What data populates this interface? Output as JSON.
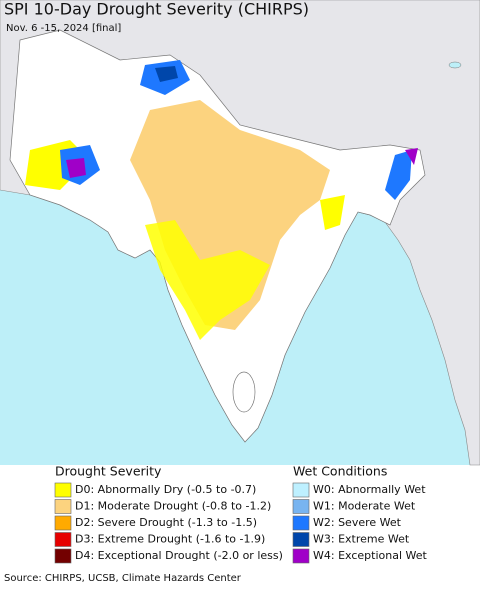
{
  "title": "SPI 10-Day Drought Severity (CHIRPS)",
  "subtitle": "Nov. 6 -15, 2024 [final]",
  "legend": {
    "drought": {
      "title": "Drought Severity",
      "items": [
        {
          "label": "D0: Abnormally Dry (-0.5 to -0.7)",
          "color": "#ffff00"
        },
        {
          "label": "D1: Moderate Drought (-0.8 to -1.2)",
          "color": "#fcd37f"
        },
        {
          "label": "D2: Severe Drought (-1.3 to -1.5)",
          "color": "#ffaa00"
        },
        {
          "label": "D3: Extreme Drought (-1.6 to -1.9)",
          "color": "#e60000"
        },
        {
          "label": "D4: Exceptional Drought (-2.0 or less)",
          "color": "#730000"
        }
      ]
    },
    "wet": {
      "title": "Wet Conditions",
      "items": [
        {
          "label": "W0: Abnormally Wet",
          "color": "#bef0ff"
        },
        {
          "label": "W1: Moderate Wet",
          "color": "#78b4f0"
        },
        {
          "label": "W2: Severe Wet",
          "color": "#1e78ff"
        },
        {
          "label": "W3: Extreme Wet",
          "color": "#0046aa"
        },
        {
          "label": "W4: Exceptional Wet",
          "color": "#a000c8"
        }
      ]
    }
  },
  "source": "Source: CHIRPS, UCSB, Climate Hazards Center"
}
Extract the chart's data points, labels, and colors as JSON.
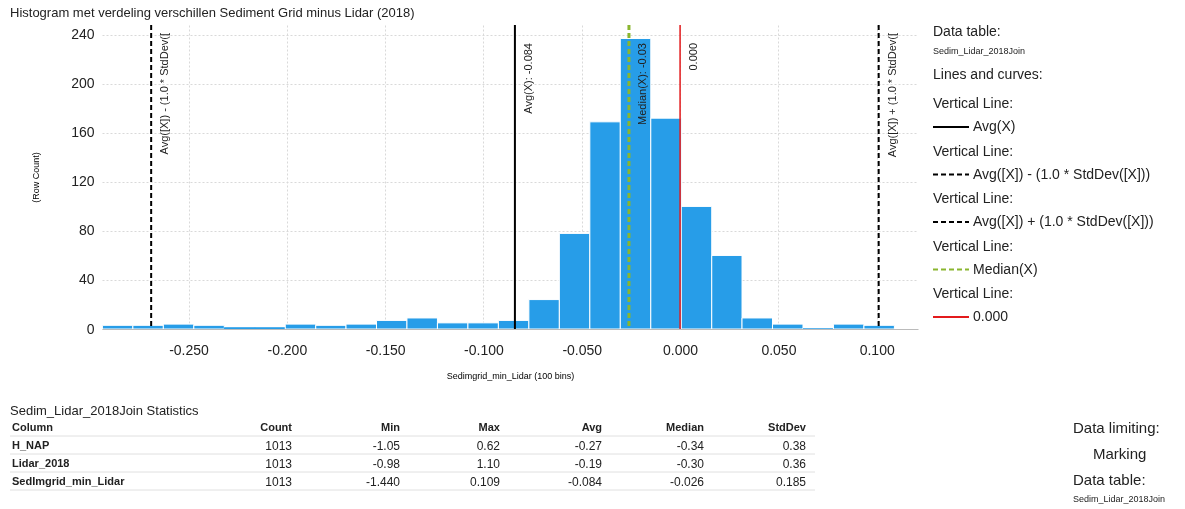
{
  "chart_data": {
    "type": "histogram",
    "title": "Histogram met verdeling verschillen Sediment Grid minus Lidar (2018)",
    "xlabel": "Sedimgrid_min_Lidar (100 bins)",
    "ylabel": "(Row Count)",
    "bins": [
      -0.2938,
      -0.2783,
      -0.2628,
      -0.2473,
      -0.2318,
      -0.2163,
      -0.2008,
      -0.1853,
      -0.1699,
      -0.1544,
      -0.1389,
      -0.1234,
      -0.1079,
      -0.0924,
      -0.0769,
      -0.0614,
      -0.0459,
      -0.0304,
      -0.0149,
      0.0006,
      0.0161,
      0.0315,
      0.047,
      0.0625,
      0.078,
      0.0935,
      0.109
    ],
    "values": [
      3,
      3,
      4,
      3,
      1,
      1,
      4,
      3,
      4,
      7,
      9,
      5,
      5,
      7,
      24,
      78,
      169,
      237,
      172,
      100,
      60,
      9,
      4,
      0,
      4,
      3
    ],
    "color": "#279de8",
    "xlim": [
      -0.294,
      0.121
    ],
    "xticks": [
      {
        "value": -0.25,
        "label": "-0.250"
      },
      {
        "value": -0.2,
        "label": "-0.200"
      },
      {
        "value": -0.15,
        "label": "-0.150"
      },
      {
        "value": -0.1,
        "label": "-0.100"
      },
      {
        "value": -0.05,
        "label": "-0.050"
      },
      {
        "value": 0,
        "label": "0.000"
      },
      {
        "value": 0.05,
        "label": "0.050"
      },
      {
        "value": 0.1,
        "label": "0.100"
      }
    ],
    "ylim": [
      0,
      248
    ],
    "yticks": [
      0,
      40,
      80,
      120,
      160,
      200,
      240
    ],
    "grid": true,
    "legend": "right",
    "ref_lines": [
      {
        "axis": "x",
        "value": -0.084,
        "label": "Avg(X): -0.084",
        "color": "#000000",
        "line_style": "solid"
      },
      {
        "axis": "x",
        "value": -0.269,
        "label": "Avg([X]) - (1.0 * StdDev([",
        "color": "#000000",
        "line_style": "dashed"
      },
      {
        "axis": "x",
        "value": 0.101,
        "label": "Avg([X]) + (1.0 * StdDev([",
        "color": "#000000",
        "line_style": "dashed"
      },
      {
        "axis": "x",
        "value": -0.026,
        "label": "Median(X): -0.03",
        "color": "#8ab62f",
        "line_style": "dashed"
      },
      {
        "axis": "x",
        "value": 0,
        "label": "0.000",
        "color": "#e31a1c",
        "line_style": "solid"
      }
    ],
    "annotations": [
      "Data table:",
      "Sedim_Lidar_2018Join",
      "Lines and curves:",
      "Vertical Line:",
      "Avg(X)",
      "Vertical Line:",
      "Avg([X]) - (1.0 * StdDev([X]))",
      "Vertical Line:",
      "Avg([X]) + (1.0 * StdDev([X]))",
      "Vertical Line:",
      "Median(X)",
      "Vertical Line:",
      "0.000",
      "Sedim_Lidar_2018Join Statistics",
      "Column",
      "Count",
      "Min",
      "Max",
      "Avg",
      "Median",
      "StdDev",
      "H_NAP",
      "1013",
      "-1.05",
      "0.62",
      "-0.27",
      "-0.34",
      "0.38",
      "Lidar_2018",
      "1013",
      "-0.98",
      "1.10",
      "-0.19",
      "-0.30",
      "0.36",
      "SedImgrid_min_Lidar",
      "1013",
      "-1.440",
      "0.109",
      "-0.084",
      "-0.026",
      "0.185",
      "Data limiting:",
      "Marking",
      "Data table:",
      "Sedim_Lidar_2018Join"
    ]
  }
}
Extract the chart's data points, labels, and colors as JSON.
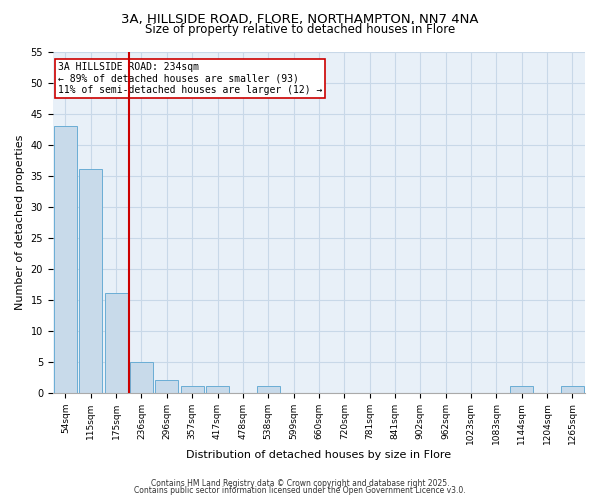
{
  "title_line1": "3A, HILLSIDE ROAD, FLORE, NORTHAMPTON, NN7 4NA",
  "title_line2": "Size of property relative to detached houses in Flore",
  "xlabel": "Distribution of detached houses by size in Flore",
  "ylabel": "Number of detached properties",
  "bins": [
    "54sqm",
    "115sqm",
    "175sqm",
    "236sqm",
    "296sqm",
    "357sqm",
    "417sqm",
    "478sqm",
    "538sqm",
    "599sqm",
    "660sqm",
    "720sqm",
    "781sqm",
    "841sqm",
    "902sqm",
    "962sqm",
    "1023sqm",
    "1083sqm",
    "1144sqm",
    "1204sqm",
    "1265sqm"
  ],
  "values": [
    43,
    36,
    16,
    5,
    2,
    1,
    1,
    0,
    1,
    0,
    0,
    0,
    0,
    0,
    0,
    0,
    0,
    0,
    1,
    0,
    1
  ],
  "bar_color": "#c8daea",
  "bar_edge_color": "#6aadd5",
  "vline_color": "#cc0000",
  "annotation_text": "3A HILLSIDE ROAD: 234sqm\n← 89% of detached houses are smaller (93)\n11% of semi-detached houses are larger (12) →",
  "annotation_box_color": "#ffffff",
  "annotation_box_edge": "#cc0000",
  "ylim": [
    0,
    55
  ],
  "grid_color": "#c8d8e8",
  "background_color": "#e8f0f8",
  "footer_line1": "Contains HM Land Registry data © Crown copyright and database right 2025.",
  "footer_line2": "Contains public sector information licensed under the Open Government Licence v3.0.",
  "title_fontsize": 9.5,
  "subtitle_fontsize": 8.5,
  "tick_fontsize": 6.5,
  "ylabel_fontsize": 8,
  "xlabel_fontsize": 8,
  "annotation_fontsize": 7,
  "footer_fontsize": 5.5
}
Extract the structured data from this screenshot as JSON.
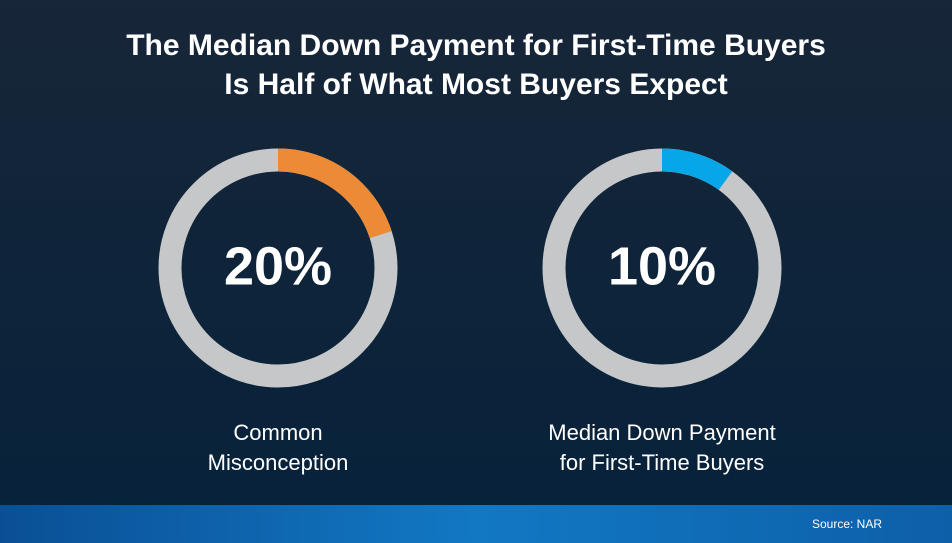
{
  "title": [
    "The Median Down Payment for First-Time Buyers",
    "Is Half of What Most Buyers Expect"
  ],
  "source": "Source: NAR",
  "chart_data": [
    {
      "type": "donut",
      "values": [
        20
      ],
      "value_labels": [
        "20%"
      ],
      "label": [
        "Common",
        "Misconception"
      ],
      "color": "#ec8a35",
      "track_color": "#c5c7c9",
      "ylim": [
        0,
        100
      ]
    },
    {
      "type": "donut",
      "values": [
        10
      ],
      "value_labels": [
        "10%"
      ],
      "label": [
        "Median Down Payment",
        "for First-Time Buyers"
      ],
      "color": "#06a7e9",
      "track_color": "#c5c7c9",
      "ylim": [
        0,
        100
      ]
    }
  ]
}
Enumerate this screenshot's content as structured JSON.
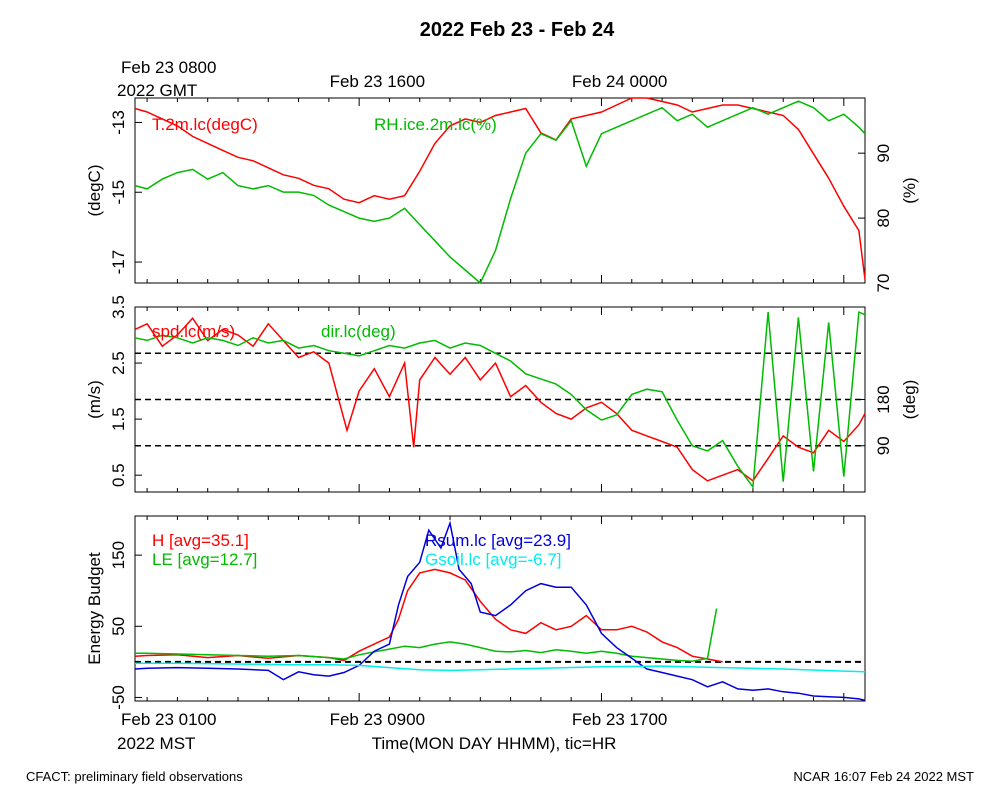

------------------------------

DO THIS >>
Identify every line above that includes the word "Moderate", and show those lines.

EXPECTED OUTPUT >>
          "label": "D1: Moderate Drought (-0.8 to -1.2)",
          "label": "W1: Moderate Wet",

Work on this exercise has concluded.